— start of DATA SHOWN —

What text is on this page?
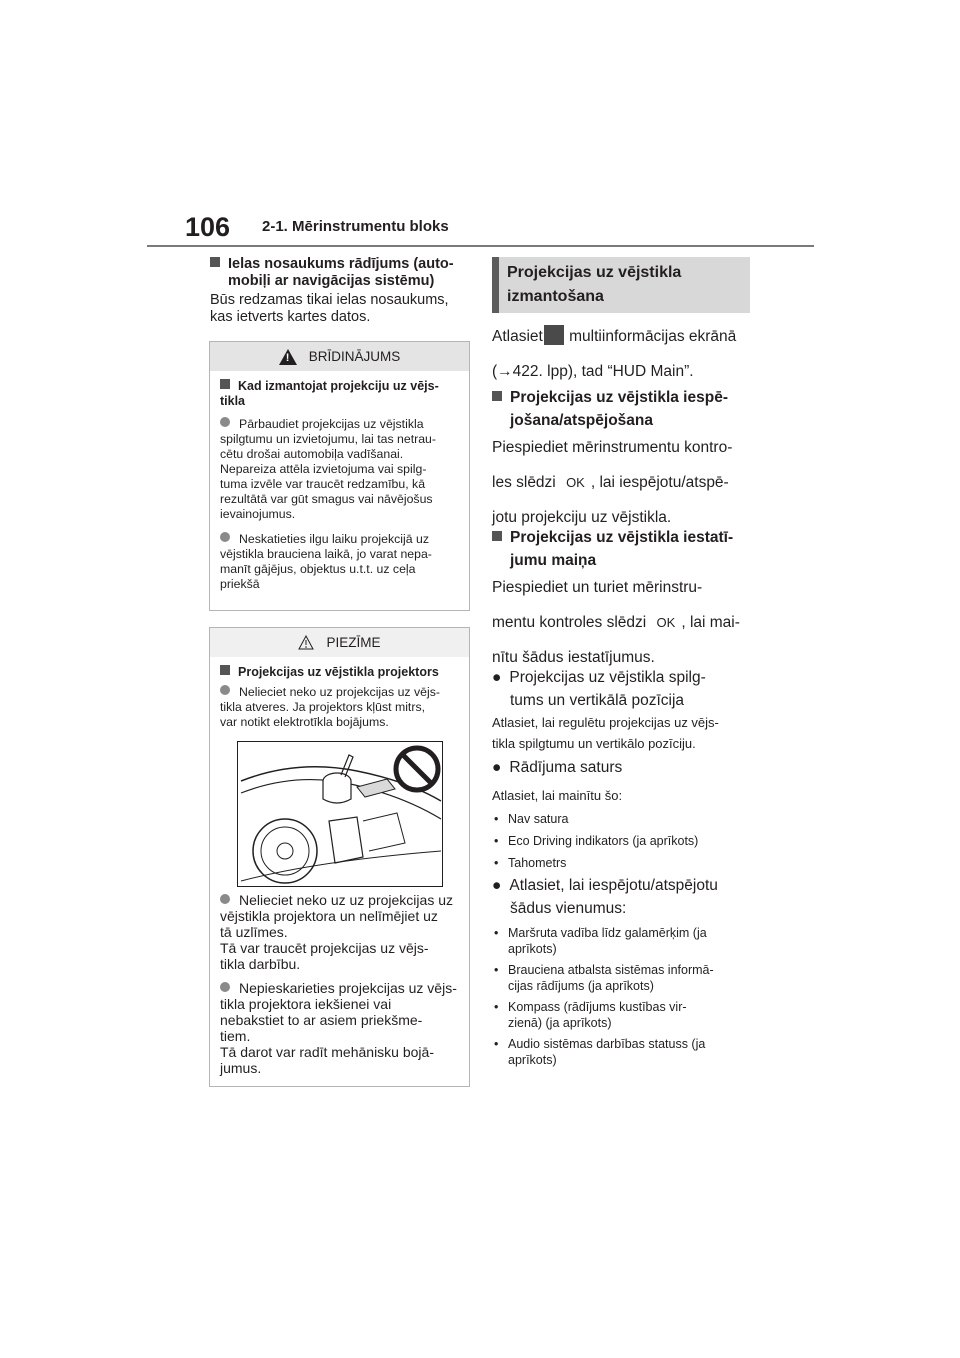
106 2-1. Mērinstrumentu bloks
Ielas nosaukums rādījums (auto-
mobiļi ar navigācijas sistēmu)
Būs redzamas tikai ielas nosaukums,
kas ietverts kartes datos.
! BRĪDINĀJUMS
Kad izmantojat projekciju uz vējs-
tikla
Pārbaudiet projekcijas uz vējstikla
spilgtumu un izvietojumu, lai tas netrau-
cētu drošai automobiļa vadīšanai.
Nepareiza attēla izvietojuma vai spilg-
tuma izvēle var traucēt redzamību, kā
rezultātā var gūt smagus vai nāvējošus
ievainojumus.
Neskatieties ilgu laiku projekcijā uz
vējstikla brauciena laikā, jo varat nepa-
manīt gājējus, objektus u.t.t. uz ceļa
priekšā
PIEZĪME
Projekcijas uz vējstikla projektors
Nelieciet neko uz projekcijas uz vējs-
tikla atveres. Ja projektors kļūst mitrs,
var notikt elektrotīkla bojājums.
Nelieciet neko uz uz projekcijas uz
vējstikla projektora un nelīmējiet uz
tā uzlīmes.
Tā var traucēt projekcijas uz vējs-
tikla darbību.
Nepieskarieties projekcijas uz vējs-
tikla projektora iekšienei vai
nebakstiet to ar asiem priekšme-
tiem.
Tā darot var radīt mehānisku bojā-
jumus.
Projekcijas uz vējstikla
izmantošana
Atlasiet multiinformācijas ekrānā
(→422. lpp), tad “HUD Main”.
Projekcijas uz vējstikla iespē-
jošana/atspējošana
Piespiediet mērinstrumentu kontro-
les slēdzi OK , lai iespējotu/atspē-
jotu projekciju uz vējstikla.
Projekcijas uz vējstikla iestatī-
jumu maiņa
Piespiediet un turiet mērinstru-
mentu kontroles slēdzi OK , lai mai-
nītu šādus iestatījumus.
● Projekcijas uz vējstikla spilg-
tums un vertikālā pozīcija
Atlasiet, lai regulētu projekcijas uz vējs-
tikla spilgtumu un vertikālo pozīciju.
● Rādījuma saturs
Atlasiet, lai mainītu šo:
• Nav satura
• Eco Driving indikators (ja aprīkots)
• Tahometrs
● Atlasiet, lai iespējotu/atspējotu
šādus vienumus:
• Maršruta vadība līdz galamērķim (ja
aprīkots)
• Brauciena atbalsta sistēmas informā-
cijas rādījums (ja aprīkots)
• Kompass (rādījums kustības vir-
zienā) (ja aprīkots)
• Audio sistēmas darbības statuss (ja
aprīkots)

— end of DATA SHOWN —

Display every line of the listing that contains the string "spilgtumu".

spilgtumu un izvietojumu, lai tas netrau-
tikla spilgtumu un vertikālo pozīciju.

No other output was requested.